═════ Exercise materials ═════

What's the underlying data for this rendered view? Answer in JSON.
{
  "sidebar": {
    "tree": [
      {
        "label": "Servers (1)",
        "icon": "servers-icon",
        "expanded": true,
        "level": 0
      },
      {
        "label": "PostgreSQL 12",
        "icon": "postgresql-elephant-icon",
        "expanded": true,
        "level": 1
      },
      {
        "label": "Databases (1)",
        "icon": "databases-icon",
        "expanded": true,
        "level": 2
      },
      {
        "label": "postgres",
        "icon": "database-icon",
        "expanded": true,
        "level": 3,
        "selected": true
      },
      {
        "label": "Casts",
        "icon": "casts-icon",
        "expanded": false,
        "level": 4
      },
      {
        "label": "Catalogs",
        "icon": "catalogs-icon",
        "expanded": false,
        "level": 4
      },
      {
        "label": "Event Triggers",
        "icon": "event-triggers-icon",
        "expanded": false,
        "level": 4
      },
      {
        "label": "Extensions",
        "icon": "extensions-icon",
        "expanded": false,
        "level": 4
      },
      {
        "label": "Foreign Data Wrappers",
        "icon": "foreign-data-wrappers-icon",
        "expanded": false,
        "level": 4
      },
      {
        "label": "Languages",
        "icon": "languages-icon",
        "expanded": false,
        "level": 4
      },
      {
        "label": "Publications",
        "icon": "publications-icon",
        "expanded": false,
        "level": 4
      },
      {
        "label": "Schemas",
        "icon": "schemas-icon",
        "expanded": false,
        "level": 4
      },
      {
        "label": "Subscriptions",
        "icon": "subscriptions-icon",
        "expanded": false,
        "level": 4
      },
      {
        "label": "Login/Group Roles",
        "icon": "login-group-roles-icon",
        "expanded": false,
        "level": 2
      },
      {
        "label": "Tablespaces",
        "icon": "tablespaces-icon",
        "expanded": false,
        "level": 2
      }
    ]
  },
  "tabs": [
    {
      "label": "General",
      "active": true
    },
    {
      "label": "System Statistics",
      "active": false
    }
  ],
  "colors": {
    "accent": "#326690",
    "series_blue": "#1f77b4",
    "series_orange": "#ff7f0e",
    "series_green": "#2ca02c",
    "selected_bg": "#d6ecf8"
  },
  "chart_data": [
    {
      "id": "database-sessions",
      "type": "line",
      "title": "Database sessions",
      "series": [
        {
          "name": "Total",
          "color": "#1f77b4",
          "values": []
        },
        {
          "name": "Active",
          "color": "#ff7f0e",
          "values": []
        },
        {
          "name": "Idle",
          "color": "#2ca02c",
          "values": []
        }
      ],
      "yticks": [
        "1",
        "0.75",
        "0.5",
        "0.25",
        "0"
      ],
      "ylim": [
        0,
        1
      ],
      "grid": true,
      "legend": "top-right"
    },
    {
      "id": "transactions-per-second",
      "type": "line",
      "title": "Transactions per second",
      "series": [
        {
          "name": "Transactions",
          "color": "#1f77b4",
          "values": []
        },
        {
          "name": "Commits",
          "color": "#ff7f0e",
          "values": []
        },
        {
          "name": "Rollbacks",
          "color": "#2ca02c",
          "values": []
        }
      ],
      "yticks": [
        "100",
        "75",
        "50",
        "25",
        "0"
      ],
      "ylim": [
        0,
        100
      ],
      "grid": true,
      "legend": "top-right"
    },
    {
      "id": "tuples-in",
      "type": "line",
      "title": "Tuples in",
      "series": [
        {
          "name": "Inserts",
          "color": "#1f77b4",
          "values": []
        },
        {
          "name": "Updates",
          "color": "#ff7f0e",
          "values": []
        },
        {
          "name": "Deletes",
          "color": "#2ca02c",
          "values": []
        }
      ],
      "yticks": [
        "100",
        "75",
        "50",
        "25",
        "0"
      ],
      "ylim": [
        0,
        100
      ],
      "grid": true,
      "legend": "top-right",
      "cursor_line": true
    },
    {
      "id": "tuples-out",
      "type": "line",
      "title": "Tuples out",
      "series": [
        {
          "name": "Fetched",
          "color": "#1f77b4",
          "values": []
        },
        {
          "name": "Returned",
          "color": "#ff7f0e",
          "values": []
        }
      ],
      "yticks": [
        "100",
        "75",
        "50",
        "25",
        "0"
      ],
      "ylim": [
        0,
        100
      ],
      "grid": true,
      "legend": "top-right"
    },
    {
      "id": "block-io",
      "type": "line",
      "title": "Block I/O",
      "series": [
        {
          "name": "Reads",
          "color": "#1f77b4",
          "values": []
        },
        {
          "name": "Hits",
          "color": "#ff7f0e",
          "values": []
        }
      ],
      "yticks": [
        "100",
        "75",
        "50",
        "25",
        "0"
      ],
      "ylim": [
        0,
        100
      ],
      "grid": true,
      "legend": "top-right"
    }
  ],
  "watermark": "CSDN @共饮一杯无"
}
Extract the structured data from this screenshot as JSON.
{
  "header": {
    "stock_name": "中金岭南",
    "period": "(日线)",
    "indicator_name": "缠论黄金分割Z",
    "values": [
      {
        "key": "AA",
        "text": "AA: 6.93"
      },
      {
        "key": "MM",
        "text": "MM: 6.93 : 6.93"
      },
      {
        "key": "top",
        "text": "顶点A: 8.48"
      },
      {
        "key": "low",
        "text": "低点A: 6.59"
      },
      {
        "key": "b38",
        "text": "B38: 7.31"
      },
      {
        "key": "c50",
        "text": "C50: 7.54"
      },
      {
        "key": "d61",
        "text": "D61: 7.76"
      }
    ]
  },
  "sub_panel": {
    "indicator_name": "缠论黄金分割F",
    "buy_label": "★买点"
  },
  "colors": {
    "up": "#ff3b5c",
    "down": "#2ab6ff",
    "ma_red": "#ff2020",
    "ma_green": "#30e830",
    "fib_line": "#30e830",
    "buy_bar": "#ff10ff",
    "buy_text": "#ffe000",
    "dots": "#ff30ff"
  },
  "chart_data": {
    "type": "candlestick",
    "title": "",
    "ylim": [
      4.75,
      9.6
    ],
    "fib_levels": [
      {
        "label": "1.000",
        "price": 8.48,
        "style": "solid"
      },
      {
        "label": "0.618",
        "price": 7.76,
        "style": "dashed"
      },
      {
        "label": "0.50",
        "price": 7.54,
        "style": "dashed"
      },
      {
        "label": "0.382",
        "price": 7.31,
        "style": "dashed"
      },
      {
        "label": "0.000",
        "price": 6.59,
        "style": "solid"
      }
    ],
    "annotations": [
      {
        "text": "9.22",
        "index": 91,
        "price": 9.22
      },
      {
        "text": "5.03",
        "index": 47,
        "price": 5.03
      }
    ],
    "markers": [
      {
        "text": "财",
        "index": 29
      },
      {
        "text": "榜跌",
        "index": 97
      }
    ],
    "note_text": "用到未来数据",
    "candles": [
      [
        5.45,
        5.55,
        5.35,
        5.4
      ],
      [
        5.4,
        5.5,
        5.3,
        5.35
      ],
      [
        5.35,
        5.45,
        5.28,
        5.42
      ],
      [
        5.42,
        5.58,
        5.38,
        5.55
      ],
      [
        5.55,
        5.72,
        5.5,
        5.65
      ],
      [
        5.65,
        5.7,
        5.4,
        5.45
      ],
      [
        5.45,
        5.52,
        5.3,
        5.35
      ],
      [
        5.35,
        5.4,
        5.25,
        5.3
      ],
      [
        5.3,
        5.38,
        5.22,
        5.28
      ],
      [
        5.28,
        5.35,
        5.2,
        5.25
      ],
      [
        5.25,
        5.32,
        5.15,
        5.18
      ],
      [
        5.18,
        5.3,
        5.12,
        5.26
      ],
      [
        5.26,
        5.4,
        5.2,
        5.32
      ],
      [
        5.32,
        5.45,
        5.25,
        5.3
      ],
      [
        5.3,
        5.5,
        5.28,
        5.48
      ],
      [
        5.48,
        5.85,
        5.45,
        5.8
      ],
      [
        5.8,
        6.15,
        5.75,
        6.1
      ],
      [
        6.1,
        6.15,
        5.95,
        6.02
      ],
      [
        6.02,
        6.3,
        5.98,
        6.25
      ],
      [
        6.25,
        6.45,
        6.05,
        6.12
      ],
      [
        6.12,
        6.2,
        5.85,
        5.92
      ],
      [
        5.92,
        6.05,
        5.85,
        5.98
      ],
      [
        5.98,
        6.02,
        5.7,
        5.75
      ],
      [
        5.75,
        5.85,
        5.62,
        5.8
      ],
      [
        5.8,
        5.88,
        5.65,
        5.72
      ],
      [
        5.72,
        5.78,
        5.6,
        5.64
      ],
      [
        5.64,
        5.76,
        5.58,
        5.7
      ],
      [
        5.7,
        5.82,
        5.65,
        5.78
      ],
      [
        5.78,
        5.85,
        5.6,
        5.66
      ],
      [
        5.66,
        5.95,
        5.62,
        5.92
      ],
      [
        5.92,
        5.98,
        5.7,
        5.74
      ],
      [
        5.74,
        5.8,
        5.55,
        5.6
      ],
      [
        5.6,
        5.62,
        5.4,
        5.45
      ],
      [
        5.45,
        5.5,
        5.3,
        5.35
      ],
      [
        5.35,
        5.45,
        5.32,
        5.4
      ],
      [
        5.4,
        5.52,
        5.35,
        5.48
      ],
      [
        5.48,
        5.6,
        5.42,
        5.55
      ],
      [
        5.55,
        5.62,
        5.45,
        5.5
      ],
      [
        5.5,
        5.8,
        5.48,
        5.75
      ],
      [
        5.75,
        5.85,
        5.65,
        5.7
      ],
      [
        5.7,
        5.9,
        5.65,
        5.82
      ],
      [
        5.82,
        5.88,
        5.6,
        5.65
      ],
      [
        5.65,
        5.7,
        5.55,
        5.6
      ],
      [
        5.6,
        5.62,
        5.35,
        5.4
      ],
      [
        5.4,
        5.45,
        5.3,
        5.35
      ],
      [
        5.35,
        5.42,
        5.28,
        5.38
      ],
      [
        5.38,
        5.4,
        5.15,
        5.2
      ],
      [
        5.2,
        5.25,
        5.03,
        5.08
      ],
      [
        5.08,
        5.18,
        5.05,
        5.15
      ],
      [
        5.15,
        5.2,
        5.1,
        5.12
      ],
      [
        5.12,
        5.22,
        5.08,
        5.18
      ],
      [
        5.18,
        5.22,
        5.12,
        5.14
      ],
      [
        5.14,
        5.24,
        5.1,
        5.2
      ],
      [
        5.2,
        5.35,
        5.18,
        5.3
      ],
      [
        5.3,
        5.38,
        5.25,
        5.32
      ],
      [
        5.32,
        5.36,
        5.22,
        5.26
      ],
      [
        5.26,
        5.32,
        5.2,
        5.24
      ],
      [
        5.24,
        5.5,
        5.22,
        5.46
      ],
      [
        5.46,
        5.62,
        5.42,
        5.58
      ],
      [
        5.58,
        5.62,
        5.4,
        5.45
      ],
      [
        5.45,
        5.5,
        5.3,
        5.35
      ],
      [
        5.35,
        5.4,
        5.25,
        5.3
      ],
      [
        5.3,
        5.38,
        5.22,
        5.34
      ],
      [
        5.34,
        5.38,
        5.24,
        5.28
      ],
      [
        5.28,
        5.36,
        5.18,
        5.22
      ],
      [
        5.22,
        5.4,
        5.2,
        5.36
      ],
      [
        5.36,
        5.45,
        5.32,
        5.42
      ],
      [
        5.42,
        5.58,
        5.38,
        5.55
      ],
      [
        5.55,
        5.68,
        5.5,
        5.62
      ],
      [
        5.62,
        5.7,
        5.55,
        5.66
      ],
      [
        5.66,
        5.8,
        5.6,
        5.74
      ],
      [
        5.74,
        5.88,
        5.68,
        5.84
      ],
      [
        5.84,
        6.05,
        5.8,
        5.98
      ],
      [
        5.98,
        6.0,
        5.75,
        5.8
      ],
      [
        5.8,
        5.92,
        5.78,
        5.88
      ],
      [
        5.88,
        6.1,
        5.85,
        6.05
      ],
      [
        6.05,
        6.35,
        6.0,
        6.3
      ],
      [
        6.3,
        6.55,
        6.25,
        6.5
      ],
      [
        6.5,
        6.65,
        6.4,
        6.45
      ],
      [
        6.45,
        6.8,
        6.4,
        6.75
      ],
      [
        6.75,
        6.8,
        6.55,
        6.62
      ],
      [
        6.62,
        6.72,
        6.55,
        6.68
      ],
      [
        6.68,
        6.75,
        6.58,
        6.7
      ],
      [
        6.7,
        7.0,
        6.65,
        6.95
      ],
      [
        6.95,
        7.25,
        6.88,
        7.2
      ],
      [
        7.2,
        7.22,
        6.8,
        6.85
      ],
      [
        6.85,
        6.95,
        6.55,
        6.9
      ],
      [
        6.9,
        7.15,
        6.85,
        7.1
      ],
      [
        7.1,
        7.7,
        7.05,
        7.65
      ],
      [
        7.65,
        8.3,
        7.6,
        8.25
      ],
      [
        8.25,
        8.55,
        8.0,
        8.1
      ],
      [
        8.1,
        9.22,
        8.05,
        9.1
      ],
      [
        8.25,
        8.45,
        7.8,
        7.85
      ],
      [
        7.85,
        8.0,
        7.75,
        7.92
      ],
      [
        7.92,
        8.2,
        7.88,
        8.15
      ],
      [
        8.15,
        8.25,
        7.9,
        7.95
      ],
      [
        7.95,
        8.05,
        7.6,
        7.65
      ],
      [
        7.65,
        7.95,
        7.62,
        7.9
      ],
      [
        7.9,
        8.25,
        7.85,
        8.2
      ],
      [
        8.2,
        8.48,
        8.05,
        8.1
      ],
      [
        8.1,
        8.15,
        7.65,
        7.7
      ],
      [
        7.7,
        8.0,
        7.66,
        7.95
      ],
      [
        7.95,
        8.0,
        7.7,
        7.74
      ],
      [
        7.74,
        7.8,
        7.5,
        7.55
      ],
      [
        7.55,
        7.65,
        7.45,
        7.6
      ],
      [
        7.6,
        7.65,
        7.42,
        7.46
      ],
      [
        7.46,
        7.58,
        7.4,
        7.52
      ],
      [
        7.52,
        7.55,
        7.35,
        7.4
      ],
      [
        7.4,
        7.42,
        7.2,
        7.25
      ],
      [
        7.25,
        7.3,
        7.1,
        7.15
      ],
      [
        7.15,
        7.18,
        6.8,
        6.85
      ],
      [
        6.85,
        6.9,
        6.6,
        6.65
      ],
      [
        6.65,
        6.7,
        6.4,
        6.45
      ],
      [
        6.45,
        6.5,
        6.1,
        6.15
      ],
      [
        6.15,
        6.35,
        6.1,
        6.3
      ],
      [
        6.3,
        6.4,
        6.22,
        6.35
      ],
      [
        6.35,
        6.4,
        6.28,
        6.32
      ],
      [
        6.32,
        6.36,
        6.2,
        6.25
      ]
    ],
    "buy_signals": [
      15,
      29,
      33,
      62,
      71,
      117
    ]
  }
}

═════

### Prompt:
Search the preceding listing for "second" and extract every line where it is found.

### Response to the exercise:
      "id": "transactions-per-second",
      "title": "Transactions per second",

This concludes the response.